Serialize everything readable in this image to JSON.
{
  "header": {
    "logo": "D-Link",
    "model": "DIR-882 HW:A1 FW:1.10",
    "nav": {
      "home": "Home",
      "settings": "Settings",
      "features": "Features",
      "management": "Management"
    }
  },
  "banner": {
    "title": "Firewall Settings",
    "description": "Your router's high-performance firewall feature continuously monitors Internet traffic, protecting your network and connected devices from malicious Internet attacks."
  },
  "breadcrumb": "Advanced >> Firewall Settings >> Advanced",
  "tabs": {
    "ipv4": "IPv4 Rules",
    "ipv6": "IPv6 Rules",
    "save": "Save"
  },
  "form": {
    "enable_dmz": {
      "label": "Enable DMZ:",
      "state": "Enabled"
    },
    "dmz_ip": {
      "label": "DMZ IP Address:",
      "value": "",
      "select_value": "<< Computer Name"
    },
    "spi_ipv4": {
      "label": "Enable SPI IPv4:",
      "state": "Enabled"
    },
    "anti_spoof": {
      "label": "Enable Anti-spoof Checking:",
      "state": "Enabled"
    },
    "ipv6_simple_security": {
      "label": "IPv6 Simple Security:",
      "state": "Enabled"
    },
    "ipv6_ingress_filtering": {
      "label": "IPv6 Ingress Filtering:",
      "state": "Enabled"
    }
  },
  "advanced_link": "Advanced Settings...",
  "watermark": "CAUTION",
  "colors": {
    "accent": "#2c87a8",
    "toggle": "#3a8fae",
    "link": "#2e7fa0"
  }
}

######

» What you will do
From the listing above, extract every line exactly as it stands.

» Task result
Serialize everything readable in this image to JSON.
{
  "header": {
    "logo": "D-Link",
    "model": "DIR-882 HW:A1 FW:1.10",
    "nav": {
      "home": "Home",
      "settings": "Settings",
      "features": "Features",
      "management": "Management"
    }
  },
  "banner": {
    "title": "Firewall Settings",
    "description": "Your router's high-performance firewall feature continuously monitors Internet traffic, protecting your network and connected devices from malicious Internet attacks."
  },
  "breadcrumb": "Advanced >> Firewall Settings >> Advanced",
  "tabs": {
    "ipv4": "IPv4 Rules",
    "ipv6": "IPv6 Rules",
    "save": "Save"
  },
  "form": {
    "enable_dmz": {
      "label": "Enable DMZ:",
      "state": "Enabled"
    },
    "dmz_ip": {
      "label": "DMZ IP Address:",
      "value": "",
      "select_value": "<< Computer Name"
    },
    "spi_ipv4": {
      "label": "Enable SPI IPv4:",
      "state": "Enabled"
    },
    "anti_spoof": {
      "label": "Enable Anti-spoof Checking:",
      "state": "Enabled"
    },
    "ipv6_simple_security": {
      "label": "IPv6 Simple Security:",
      "state": "Enabled"
    },
    "ipv6_ingress_filtering": {
      "label": "IPv6 Ingress Filtering:",
      "state": "Enabled"
    }
  },
  "advanced_link": "Advanced Settings...",
  "watermark": "CAUTION",
  "colors": {
    "accent": "#2c87a8",
    "toggle": "#3a8fae",
    "link": "#2e7fa0"
  }
}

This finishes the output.